══ MATERIAL FOR THE TASK ══

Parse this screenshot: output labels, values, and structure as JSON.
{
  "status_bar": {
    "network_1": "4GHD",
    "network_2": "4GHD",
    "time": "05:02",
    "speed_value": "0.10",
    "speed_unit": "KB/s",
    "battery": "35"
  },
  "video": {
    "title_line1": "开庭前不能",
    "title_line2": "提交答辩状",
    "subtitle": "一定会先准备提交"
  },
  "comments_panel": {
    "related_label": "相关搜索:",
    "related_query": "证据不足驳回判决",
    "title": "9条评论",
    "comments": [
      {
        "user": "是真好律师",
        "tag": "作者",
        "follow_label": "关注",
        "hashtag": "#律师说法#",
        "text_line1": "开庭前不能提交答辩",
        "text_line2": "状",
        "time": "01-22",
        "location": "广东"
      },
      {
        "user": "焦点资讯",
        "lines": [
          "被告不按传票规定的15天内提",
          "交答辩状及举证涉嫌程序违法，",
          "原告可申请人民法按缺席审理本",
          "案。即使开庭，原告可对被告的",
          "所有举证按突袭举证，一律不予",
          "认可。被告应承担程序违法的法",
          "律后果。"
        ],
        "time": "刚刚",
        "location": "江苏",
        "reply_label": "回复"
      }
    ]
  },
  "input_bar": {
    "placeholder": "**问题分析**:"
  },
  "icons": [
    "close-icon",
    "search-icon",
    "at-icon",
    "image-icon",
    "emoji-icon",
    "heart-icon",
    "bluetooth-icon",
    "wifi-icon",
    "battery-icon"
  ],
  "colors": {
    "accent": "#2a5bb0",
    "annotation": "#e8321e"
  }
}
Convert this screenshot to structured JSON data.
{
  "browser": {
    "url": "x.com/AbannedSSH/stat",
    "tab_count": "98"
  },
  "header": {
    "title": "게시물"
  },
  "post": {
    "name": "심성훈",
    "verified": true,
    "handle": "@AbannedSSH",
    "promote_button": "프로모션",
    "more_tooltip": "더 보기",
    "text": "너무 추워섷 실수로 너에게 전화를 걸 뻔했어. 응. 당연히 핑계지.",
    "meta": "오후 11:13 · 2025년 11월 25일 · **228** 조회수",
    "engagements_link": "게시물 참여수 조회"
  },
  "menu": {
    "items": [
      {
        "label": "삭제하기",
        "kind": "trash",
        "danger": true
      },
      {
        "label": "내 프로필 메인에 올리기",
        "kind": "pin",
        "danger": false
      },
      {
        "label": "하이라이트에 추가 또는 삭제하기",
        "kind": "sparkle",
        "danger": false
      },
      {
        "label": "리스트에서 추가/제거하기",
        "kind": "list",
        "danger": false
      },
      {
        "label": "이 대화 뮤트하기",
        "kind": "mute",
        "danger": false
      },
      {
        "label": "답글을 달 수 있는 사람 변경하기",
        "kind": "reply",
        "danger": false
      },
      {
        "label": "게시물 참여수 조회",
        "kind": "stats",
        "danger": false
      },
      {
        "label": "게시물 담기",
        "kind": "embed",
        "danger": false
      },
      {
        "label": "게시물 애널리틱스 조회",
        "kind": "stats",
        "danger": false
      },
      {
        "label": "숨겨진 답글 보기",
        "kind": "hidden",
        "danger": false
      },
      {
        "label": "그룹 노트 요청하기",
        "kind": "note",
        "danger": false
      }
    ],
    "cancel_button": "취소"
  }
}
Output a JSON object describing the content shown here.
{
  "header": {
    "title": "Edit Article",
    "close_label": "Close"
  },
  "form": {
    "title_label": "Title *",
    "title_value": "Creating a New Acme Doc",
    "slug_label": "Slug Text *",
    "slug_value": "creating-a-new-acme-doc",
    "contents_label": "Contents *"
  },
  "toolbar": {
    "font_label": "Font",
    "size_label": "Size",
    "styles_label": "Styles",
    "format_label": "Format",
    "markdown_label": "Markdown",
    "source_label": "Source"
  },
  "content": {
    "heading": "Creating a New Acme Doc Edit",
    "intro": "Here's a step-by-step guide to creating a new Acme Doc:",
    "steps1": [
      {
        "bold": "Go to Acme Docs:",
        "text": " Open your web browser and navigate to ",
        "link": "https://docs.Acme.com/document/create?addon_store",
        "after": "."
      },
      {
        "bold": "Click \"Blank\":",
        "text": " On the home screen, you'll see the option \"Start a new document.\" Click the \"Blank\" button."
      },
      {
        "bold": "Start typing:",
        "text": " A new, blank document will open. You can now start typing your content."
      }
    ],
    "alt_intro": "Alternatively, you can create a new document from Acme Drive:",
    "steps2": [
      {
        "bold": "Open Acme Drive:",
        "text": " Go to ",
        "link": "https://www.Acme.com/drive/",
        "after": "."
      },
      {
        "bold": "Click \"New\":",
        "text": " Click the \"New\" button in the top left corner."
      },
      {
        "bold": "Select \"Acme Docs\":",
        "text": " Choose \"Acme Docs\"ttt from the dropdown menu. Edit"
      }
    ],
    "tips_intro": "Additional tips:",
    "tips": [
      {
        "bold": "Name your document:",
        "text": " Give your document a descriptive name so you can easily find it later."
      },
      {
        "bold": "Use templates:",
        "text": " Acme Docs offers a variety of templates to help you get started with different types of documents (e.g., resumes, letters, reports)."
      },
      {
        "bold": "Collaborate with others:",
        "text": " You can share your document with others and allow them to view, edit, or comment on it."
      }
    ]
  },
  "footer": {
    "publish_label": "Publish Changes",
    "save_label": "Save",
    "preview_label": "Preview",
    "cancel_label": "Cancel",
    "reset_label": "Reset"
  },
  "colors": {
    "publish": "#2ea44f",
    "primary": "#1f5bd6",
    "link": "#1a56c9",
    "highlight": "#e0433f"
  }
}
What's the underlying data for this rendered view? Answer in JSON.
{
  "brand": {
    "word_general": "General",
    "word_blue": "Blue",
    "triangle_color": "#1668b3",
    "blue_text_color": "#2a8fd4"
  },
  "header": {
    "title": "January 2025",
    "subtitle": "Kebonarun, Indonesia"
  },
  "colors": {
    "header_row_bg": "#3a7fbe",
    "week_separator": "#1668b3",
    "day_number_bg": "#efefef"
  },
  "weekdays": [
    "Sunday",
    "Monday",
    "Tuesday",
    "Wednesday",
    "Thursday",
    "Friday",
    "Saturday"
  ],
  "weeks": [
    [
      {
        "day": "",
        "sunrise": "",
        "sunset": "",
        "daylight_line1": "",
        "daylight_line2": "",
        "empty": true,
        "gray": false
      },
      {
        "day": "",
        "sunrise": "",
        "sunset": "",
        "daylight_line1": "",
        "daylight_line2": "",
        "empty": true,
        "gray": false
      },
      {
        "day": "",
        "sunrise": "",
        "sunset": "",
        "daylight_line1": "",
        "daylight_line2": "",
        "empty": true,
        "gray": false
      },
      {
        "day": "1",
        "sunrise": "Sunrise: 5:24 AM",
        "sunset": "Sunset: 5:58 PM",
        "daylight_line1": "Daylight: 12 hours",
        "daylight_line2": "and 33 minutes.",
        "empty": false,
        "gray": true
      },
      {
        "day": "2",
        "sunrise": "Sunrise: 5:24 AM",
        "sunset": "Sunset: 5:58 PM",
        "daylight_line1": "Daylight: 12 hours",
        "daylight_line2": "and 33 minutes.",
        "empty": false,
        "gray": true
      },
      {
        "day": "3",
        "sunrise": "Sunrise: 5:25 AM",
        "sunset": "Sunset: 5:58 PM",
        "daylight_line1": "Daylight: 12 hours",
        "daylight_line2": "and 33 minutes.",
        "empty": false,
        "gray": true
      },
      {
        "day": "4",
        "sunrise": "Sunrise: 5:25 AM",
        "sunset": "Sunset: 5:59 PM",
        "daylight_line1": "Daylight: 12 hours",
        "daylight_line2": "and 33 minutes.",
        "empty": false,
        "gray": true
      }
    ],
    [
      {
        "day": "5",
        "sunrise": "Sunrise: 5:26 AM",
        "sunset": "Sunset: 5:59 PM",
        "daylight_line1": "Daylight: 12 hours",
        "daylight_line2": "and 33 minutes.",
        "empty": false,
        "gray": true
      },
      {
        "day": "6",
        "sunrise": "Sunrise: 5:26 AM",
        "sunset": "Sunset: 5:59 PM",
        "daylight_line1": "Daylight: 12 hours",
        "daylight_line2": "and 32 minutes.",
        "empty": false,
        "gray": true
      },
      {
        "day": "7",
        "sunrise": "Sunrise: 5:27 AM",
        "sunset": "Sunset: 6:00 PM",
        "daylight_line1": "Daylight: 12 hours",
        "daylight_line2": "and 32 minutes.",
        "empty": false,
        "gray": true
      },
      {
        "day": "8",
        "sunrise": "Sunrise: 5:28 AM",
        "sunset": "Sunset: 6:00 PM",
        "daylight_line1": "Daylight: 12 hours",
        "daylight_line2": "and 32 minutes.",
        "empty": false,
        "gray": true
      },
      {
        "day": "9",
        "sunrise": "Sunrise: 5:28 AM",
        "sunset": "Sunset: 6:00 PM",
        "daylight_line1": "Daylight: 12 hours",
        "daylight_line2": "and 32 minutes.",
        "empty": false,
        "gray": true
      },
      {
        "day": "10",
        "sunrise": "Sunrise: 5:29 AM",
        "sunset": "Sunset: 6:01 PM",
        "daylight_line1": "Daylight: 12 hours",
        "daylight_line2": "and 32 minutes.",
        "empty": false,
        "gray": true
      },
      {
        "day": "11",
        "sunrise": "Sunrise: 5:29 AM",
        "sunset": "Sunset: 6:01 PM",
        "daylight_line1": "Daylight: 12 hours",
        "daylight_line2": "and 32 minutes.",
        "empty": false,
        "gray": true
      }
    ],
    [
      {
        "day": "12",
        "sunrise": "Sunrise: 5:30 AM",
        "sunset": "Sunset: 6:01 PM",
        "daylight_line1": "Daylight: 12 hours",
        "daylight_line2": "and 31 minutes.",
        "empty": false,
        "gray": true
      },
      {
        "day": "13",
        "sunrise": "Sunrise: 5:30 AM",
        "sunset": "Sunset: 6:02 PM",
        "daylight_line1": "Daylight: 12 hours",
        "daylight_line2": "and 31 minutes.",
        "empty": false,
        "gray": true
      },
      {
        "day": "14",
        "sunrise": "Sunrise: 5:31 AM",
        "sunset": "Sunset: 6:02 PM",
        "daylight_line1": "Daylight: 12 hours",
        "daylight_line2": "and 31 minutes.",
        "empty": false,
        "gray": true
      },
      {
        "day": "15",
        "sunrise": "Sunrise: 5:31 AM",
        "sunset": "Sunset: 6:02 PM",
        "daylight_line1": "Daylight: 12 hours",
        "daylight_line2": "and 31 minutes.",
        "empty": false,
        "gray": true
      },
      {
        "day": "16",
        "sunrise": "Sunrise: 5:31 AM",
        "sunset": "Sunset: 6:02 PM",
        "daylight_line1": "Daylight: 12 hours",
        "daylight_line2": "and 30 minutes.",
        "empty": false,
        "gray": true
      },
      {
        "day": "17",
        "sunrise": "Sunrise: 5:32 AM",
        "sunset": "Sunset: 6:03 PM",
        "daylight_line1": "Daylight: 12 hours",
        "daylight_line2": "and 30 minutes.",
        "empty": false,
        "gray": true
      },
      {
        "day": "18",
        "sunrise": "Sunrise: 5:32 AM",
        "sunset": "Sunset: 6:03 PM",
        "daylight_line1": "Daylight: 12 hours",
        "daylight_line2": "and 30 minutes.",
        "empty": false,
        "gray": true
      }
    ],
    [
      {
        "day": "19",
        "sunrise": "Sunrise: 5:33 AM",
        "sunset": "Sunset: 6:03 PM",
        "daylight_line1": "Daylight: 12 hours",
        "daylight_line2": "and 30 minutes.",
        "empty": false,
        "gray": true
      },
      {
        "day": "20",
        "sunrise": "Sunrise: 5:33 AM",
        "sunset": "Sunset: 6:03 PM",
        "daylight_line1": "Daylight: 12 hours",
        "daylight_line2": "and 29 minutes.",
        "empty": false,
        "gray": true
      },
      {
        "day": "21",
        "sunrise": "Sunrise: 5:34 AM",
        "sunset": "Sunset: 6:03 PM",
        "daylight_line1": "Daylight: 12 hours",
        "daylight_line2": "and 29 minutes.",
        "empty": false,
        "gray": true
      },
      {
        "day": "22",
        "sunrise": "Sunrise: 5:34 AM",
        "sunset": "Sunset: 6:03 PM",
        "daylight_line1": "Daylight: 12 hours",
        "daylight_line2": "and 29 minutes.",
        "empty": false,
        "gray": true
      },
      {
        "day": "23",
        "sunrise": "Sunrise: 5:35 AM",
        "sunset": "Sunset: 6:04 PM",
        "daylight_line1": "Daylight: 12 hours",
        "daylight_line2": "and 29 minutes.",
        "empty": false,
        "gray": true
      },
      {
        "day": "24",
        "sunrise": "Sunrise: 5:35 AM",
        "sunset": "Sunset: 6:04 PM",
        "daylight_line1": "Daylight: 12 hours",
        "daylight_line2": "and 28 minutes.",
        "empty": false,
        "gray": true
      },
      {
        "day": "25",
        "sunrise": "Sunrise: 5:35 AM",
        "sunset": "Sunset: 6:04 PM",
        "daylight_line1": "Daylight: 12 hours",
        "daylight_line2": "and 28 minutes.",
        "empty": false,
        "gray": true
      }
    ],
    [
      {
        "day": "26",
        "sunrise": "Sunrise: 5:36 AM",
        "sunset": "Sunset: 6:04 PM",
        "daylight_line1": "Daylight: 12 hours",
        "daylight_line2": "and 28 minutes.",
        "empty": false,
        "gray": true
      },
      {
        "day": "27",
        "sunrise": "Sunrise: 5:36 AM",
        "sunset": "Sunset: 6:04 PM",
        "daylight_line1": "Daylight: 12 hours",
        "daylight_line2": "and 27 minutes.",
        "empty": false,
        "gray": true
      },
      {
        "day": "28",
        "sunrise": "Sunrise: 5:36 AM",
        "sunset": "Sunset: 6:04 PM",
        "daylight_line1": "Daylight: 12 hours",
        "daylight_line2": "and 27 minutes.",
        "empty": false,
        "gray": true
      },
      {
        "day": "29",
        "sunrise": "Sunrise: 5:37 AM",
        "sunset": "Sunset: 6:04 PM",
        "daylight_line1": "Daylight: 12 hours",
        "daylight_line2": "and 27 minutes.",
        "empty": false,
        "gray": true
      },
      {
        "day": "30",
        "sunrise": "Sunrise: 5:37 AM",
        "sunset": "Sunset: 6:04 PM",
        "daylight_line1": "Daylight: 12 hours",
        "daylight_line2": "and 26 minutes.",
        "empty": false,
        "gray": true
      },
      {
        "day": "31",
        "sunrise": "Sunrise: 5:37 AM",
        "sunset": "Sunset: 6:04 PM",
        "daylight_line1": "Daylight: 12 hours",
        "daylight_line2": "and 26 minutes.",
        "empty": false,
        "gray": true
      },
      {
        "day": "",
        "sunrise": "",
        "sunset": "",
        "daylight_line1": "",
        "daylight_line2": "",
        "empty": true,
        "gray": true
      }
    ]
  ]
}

═══

DO THIS:
Only lines that contain the word "data" are wanted; copy each of them.

RESPONSE:
Convert this screenshot to structured JSON data.
What's the underlying data for this rendered view? Answer in JSON.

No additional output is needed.